▶ What is required
Every entry must be repeated exactly. Exclude all pictures.

(Entries with figure data)
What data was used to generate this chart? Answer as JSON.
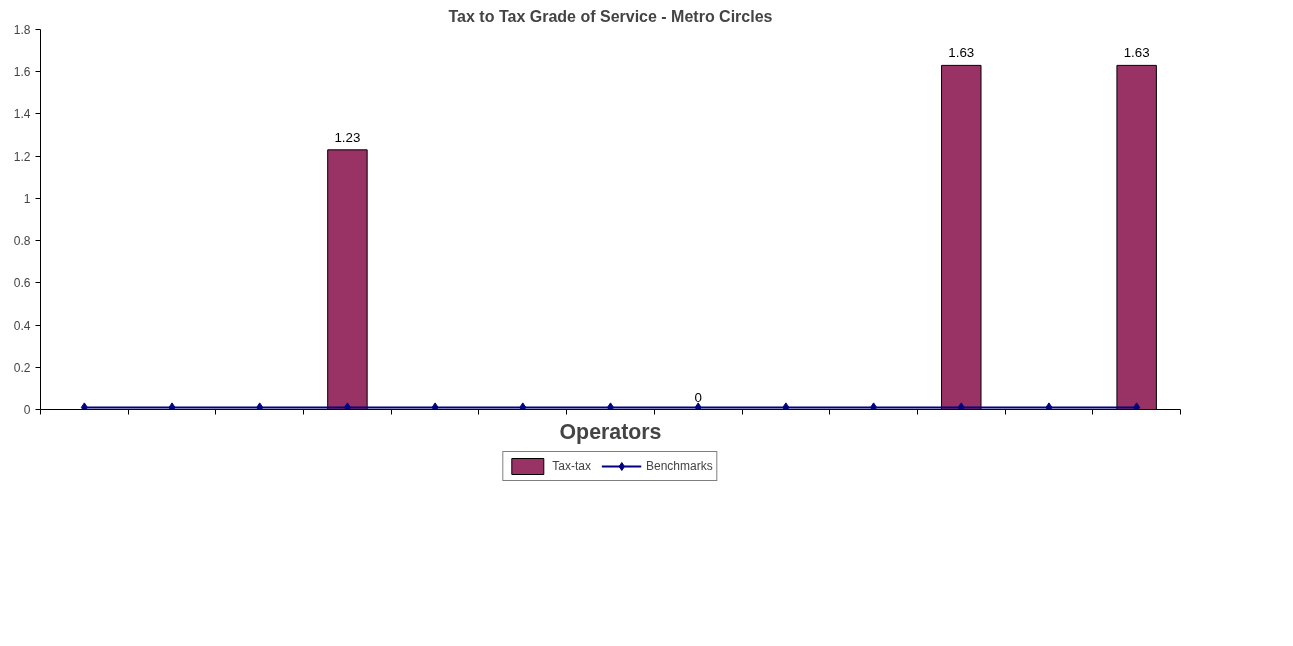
{
  "chart_data": {
    "type": "bar",
    "title": "Tax to Tax Grade of Service - Metro Circles",
    "xlabel": "Operators",
    "categories": [
      null,
      null,
      null,
      null,
      null,
      null,
      null,
      null,
      null,
      null,
      null,
      null,
      null
    ],
    "series": [
      {
        "name": "Tax-tax",
        "color": "#993366",
        "values": [
          0,
          0,
          0,
          1.23,
          0,
          0,
          0,
          0,
          0,
          0,
          1.63,
          0,
          1.63
        ],
        "value_labels": [
          null,
          null,
          null,
          "1.23",
          null,
          null,
          null,
          "0",
          null,
          null,
          "1.63",
          null,
          "1.63"
        ]
      },
      {
        "name": "Benchmarks",
        "type": "line",
        "color": "#000080",
        "marker": "diamond",
        "values": [
          0.01,
          0.01,
          0.01,
          0.01,
          0.01,
          0.01,
          0.01,
          0.01,
          0.01,
          0.01,
          0.01,
          0.01,
          0.01
        ]
      }
    ],
    "ylim": [
      0,
      1.8
    ],
    "yticks": [
      0,
      0.2,
      0.4,
      0.6,
      0.8,
      1,
      1.2,
      1.4,
      1.6,
      1.8
    ],
    "grid": false,
    "legend": "bottom",
    "tick_labels": "y"
  }
}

▶ Expected output
What data was used to generate this chart? Answer as JSON.
{
  "chart_data": {
    "type": "bar",
    "title": "Tax to Tax Grade of Service - Metro Circles",
    "xlabel": "Operators",
    "categories": [
      null,
      null,
      null,
      null,
      null,
      null,
      null,
      null,
      null,
      null,
      null,
      null,
      null
    ],
    "series": [
      {
        "name": "Tax-tax",
        "color": "#993366",
        "values": [
          0,
          0,
          0,
          1.23,
          0,
          0,
          0,
          0,
          0,
          0,
          1.63,
          0,
          1.63
        ],
        "value_labels": [
          null,
          null,
          null,
          "1.23",
          null,
          null,
          null,
          "0",
          null,
          null,
          "1.63",
          null,
          "1.63"
        ]
      },
      {
        "name": "Benchmarks",
        "type": "line",
        "color": "#000080",
        "marker": "diamond",
        "values": [
          0.01,
          0.01,
          0.01,
          0.01,
          0.01,
          0.01,
          0.01,
          0.01,
          0.01,
          0.01,
          0.01,
          0.01,
          0.01
        ]
      }
    ],
    "ylim": [
      0,
      1.8
    ],
    "yticks": [
      0,
      0.2,
      0.4,
      0.6,
      0.8,
      1,
      1.2,
      1.4,
      1.6,
      1.8
    ],
    "grid": false,
    "legend": "bottom",
    "tick_labels": "y"
  }
}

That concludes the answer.